# [Extracted records]
begin

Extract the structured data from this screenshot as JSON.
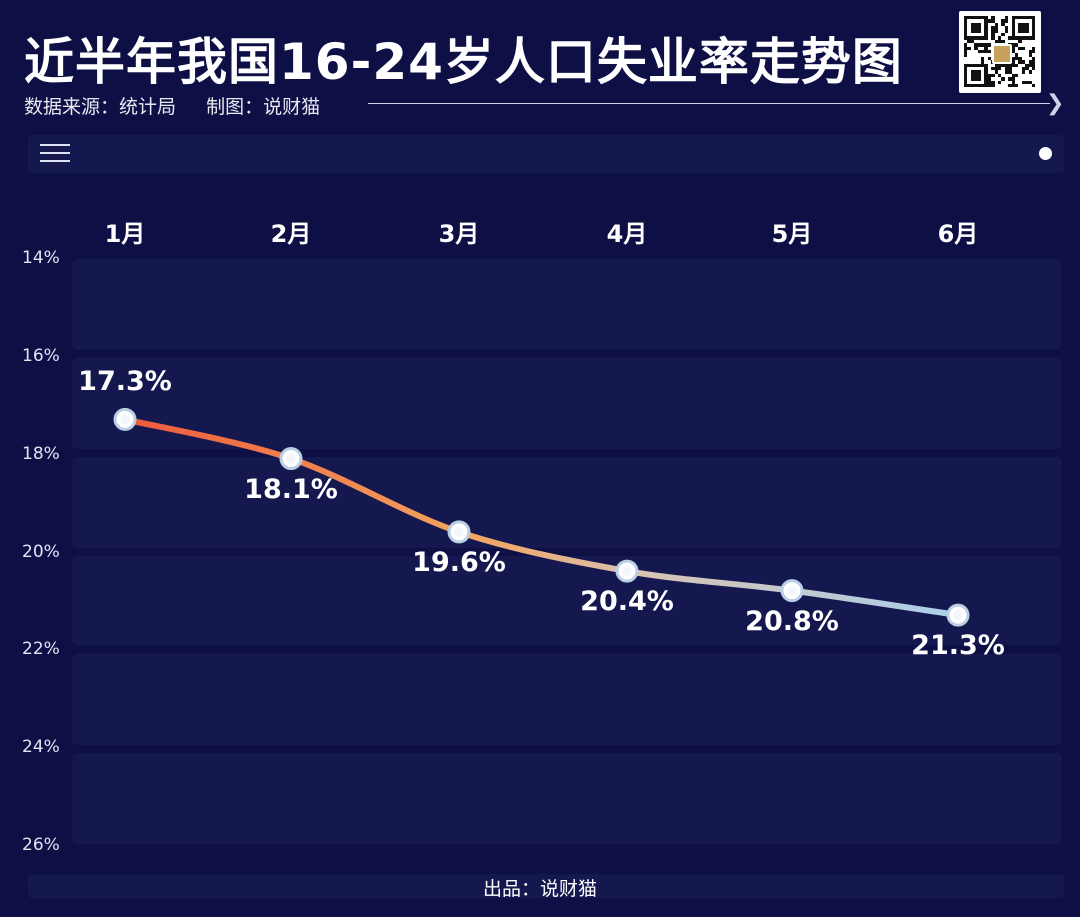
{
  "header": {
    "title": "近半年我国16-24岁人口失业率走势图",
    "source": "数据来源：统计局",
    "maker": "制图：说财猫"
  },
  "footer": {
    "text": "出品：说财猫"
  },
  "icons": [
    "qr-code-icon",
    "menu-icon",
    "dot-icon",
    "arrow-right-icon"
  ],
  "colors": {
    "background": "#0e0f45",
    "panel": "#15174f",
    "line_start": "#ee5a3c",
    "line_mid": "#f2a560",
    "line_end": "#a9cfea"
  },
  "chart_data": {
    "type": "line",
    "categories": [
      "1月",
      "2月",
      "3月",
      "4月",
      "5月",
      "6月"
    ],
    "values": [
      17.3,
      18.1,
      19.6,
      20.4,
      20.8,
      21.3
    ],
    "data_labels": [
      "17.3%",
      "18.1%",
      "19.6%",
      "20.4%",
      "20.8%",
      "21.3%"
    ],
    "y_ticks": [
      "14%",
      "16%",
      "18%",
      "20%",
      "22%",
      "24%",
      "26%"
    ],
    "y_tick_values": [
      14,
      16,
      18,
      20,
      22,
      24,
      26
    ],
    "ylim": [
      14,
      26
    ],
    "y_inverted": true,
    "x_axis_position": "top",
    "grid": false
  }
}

end
begin

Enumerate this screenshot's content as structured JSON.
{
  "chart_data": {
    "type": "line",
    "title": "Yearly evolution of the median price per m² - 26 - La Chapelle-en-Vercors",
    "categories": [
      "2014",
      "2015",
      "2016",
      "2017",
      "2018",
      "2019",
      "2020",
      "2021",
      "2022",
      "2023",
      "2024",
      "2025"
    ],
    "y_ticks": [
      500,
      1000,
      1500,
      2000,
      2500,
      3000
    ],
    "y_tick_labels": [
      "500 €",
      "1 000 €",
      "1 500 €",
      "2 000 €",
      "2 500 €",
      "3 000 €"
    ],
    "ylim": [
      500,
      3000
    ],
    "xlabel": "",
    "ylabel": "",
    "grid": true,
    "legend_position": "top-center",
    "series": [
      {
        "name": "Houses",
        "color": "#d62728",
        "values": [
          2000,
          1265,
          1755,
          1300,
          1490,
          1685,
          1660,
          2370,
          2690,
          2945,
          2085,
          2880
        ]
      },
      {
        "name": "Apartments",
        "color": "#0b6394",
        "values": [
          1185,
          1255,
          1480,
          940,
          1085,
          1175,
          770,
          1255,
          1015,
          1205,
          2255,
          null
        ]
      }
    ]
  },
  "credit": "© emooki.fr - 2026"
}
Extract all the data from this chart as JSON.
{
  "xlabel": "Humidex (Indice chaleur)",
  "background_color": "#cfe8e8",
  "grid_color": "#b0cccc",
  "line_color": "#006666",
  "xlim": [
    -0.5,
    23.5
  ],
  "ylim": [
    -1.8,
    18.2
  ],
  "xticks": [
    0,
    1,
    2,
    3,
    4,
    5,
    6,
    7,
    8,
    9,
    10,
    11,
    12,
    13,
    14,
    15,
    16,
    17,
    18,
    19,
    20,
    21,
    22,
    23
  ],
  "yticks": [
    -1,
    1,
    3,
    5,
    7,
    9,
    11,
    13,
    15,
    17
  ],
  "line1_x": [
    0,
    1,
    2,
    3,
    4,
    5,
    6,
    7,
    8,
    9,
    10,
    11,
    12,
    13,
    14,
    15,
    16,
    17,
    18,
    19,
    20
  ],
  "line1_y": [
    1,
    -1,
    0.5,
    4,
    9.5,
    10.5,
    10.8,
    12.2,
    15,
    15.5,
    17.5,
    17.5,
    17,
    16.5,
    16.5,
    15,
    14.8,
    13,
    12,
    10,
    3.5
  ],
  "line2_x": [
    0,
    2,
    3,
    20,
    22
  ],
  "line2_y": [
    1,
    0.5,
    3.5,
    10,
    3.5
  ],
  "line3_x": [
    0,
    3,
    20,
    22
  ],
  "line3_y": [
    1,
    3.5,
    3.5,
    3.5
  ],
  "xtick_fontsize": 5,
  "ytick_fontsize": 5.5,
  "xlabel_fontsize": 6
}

end

# [Set problem]
Go over the data above and copy every line that has the word "this" in it.

# [Task response]
Extract the structured data from this screenshot as JSON.
Enumerate this screenshot's content as structured JSON.
Extract all the data from this chart as JSON.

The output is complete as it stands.